**WRITTEN PROBLEM**
Copy out the complete listing, word for word.

+++ DATASET RECORDS +++

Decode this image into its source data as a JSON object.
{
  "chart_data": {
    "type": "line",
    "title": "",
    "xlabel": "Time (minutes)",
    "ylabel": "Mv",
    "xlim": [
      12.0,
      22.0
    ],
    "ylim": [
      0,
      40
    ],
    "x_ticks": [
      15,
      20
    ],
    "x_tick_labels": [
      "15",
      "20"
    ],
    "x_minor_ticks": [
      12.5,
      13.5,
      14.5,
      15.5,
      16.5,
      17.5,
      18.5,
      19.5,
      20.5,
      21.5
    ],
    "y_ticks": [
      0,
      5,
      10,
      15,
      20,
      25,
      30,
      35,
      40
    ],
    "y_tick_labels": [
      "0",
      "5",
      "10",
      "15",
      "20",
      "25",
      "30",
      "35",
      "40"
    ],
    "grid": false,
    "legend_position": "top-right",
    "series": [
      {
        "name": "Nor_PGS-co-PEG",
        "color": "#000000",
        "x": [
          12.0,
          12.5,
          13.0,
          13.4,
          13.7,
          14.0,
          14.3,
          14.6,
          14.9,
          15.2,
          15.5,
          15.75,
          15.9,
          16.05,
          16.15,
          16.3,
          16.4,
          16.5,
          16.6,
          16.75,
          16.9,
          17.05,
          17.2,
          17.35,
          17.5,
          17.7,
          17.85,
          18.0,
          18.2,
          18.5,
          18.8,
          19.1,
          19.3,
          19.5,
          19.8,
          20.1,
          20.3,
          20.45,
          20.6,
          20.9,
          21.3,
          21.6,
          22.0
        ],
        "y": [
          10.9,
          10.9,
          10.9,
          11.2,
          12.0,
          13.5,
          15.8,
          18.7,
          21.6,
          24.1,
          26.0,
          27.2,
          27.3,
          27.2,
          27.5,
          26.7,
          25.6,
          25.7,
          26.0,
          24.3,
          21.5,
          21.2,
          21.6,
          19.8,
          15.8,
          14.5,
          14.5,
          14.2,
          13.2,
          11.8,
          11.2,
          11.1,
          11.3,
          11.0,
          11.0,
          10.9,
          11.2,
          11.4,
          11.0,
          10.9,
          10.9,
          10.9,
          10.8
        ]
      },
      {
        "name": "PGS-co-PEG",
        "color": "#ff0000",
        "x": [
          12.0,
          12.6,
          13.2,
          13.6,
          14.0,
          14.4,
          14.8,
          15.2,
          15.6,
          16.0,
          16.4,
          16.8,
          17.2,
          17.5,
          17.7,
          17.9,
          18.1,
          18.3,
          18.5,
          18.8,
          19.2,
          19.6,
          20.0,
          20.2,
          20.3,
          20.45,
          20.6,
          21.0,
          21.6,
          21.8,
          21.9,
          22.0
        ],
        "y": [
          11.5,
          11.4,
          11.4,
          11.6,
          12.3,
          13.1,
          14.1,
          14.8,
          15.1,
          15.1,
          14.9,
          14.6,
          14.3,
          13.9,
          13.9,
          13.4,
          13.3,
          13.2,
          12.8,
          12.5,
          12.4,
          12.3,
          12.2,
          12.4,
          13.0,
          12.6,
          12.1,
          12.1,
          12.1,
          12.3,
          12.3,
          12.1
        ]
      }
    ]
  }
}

+++

**EXERCISE SOLUTION**
Decode this image into its source data as a JSON object.
{
  "chart_data": {
    "type": "line",
    "title": "",
    "xlabel": "Time (minutes)",
    "ylabel": "Mv",
    "xlim": [
      12.0,
      22.0
    ],
    "ylim": [
      0,
      40
    ],
    "x_ticks": [
      15,
      20
    ],
    "x_tick_labels": [
      "15",
      "20"
    ],
    "x_minor_ticks": [
      12.5,
      13.5,
      14.5,
      15.5,
      16.5,
      17.5,
      18.5,
      19.5,
      20.5,
      21.5
    ],
    "y_ticks": [
      0,
      5,
      10,
      15,
      20,
      25,
      30,
      35,
      40
    ],
    "y_tick_labels": [
      "0",
      "5",
      "10",
      "15",
      "20",
      "25",
      "30",
      "35",
      "40"
    ],
    "grid": false,
    "legend_position": "top-right",
    "series": [
      {
        "name": "Nor_PGS-co-PEG",
        "color": "#000000",
        "x": [
          12.0,
          12.5,
          13.0,
          13.4,
          13.7,
          14.0,
          14.3,
          14.6,
          14.9,
          15.2,
          15.5,
          15.75,
          15.9,
          16.05,
          16.15,
          16.3,
          16.4,
          16.5,
          16.6,
          16.75,
          16.9,
          17.05,
          17.2,
          17.35,
          17.5,
          17.7,
          17.85,
          18.0,
          18.2,
          18.5,
          18.8,
          19.1,
          19.3,
          19.5,
          19.8,
          20.1,
          20.3,
          20.45,
          20.6,
          20.9,
          21.3,
          21.6,
          22.0
        ],
        "y": [
          10.9,
          10.9,
          10.9,
          11.2,
          12.0,
          13.5,
          15.8,
          18.7,
          21.6,
          24.1,
          26.0,
          27.2,
          27.3,
          27.2,
          27.5,
          26.7,
          25.6,
          25.7,
          26.0,
          24.3,
          21.5,
          21.2,
          21.6,
          19.8,
          15.8,
          14.5,
          14.5,
          14.2,
          13.2,
          11.8,
          11.2,
          11.1,
          11.3,
          11.0,
          11.0,
          10.9,
          11.2,
          11.4,
          11.0,
          10.9,
          10.9,
          10.9,
          10.8
        ]
      },
      {
        "name": "PGS-co-PEG",
        "color": "#ff0000",
        "x": [
          12.0,
          12.6,
          13.2,
          13.6,
          14.0,
          14.4,
          14.8,
          15.2,
          15.6,
          16.0,
          16.4,
          16.8,
          17.2,
          17.5,
          17.7,
          17.9,
          18.1,
          18.3,
          18.5,
          18.8,
          19.2,
          19.6,
          20.0,
          20.2,
          20.3,
          20.45,
          20.6,
          21.0,
          21.6,
          21.8,
          21.9,
          22.0
        ],
        "y": [
          11.5,
          11.4,
          11.4,
          11.6,
          12.3,
          13.1,
          14.1,
          14.8,
          15.1,
          15.1,
          14.9,
          14.6,
          14.3,
          13.9,
          13.9,
          13.4,
          13.3,
          13.2,
          12.8,
          12.5,
          12.4,
          12.3,
          12.2,
          12.4,
          13.0,
          12.6,
          12.1,
          12.1,
          12.1,
          12.3,
          12.3,
          12.1
        ]
      }
    ]
  }
}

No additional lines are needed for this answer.